Set exercise » Find every line in the records below that holds the word "icon", and copy it out.

Data section »
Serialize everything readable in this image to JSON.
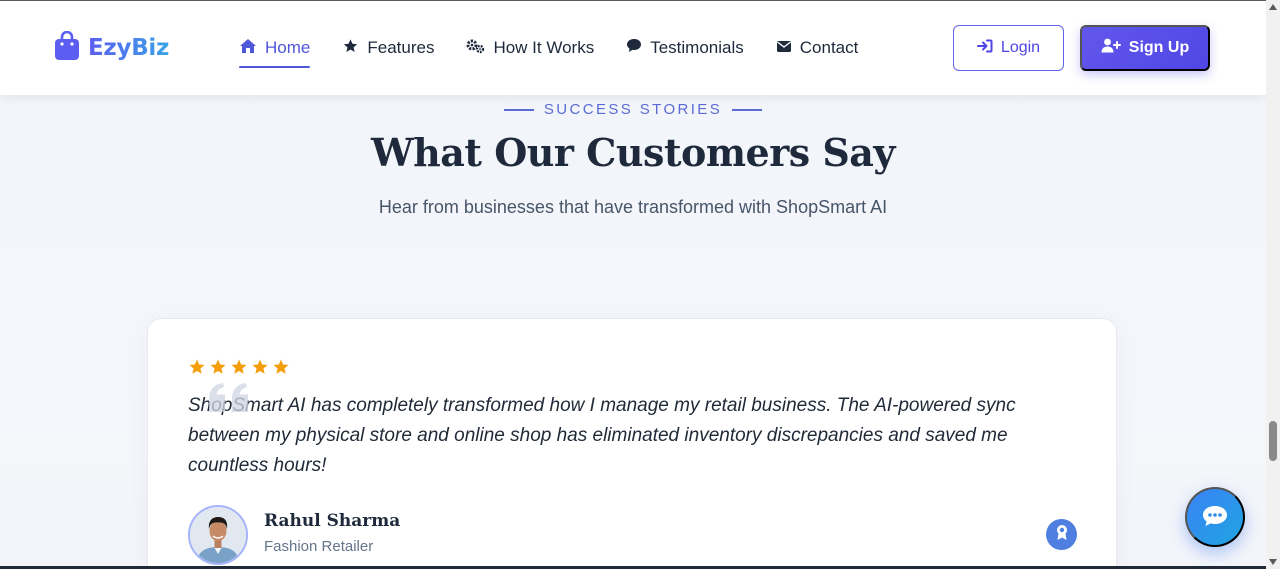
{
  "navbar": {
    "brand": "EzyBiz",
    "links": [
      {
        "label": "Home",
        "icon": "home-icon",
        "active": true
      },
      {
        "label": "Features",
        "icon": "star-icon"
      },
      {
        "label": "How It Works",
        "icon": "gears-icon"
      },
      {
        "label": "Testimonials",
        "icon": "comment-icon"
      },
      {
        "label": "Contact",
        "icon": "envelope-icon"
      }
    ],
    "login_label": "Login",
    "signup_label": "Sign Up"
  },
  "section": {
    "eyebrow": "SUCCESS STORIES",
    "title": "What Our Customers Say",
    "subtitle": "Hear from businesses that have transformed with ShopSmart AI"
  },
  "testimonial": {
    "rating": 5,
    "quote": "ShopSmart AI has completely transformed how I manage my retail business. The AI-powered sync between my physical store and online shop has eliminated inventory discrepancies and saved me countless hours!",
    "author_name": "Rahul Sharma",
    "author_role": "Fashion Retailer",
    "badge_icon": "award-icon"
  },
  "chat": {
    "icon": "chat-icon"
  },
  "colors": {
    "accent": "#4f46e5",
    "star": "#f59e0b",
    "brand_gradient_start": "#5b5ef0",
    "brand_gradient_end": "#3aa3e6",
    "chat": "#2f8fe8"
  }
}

Task result »
        "icon": "home-icon",
        "icon": "star-icon"
        "icon": "gears-icon"
        "icon": "comment-icon"
        "icon": "envelope-icon"
    "badge_icon": "award-icon"
    "icon": "chat-icon"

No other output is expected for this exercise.